• _SET PROBLEM_: Format the records from the first line through the line containing "1066, 814, 1090]", inclusive, as a Markdown table with the columns No. and Text, numbering each row and leaving out blank lines.

• _DATA SUPPLIED_:
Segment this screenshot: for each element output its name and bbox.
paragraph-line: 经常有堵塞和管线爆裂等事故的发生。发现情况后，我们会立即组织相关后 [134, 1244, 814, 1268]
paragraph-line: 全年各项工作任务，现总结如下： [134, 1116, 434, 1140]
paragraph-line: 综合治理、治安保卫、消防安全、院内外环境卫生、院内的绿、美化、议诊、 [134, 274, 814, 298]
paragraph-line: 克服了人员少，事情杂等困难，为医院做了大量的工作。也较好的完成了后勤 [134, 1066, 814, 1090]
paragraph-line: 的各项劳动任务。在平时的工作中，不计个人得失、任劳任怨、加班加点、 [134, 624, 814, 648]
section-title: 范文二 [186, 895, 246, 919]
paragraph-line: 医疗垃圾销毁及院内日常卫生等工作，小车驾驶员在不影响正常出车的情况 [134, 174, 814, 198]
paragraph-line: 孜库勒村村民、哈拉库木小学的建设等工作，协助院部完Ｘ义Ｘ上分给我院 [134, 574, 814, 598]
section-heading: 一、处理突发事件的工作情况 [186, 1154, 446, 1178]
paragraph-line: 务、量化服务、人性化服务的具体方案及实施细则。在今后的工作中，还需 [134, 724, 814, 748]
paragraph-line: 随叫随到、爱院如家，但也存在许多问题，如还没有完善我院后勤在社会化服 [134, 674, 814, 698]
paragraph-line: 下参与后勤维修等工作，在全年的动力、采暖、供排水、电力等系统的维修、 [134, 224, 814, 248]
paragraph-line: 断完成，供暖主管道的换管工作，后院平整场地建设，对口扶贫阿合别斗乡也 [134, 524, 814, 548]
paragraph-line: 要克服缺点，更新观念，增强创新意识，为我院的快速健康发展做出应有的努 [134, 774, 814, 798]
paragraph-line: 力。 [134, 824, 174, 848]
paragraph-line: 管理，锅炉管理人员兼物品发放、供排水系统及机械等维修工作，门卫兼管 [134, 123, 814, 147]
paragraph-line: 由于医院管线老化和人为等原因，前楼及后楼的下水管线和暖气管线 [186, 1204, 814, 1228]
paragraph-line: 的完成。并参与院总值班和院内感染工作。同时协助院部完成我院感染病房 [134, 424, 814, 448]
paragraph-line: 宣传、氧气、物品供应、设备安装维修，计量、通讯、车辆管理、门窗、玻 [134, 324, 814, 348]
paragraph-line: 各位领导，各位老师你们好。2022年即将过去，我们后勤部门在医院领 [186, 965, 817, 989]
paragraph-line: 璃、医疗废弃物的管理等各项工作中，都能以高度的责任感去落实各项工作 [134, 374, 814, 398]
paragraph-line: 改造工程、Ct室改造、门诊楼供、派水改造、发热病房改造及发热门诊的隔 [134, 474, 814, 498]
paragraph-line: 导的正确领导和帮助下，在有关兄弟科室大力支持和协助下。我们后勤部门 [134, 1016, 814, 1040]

• _RESULT OF THE TASK_:
| No. | Text |
|---|---|
| 1 | Segment this screenshot: for each element output its name and bbox. |
| 2 | paragraph-line: 经常有堵塞和管线爆裂等事故的发生。发现情况后，我们会立即组织相关后 [134, 1244, 814, 1268] |
| 3 | paragraph-line: 全年各项工作任务，现总结如下： [134, 1116, 434, 1140] |
| 4 | paragraph-line: 综合治理、治安保卫、消防安全、院内外环境卫生、院内的绿、美化、议诊、 [134, 274, 814, 298] |
| 5 | paragraph-line: 克服了人员少，事情杂等困难，为医院做了大量的工作。也较好的完成了后勤 [134, 1066, 814, 1090] |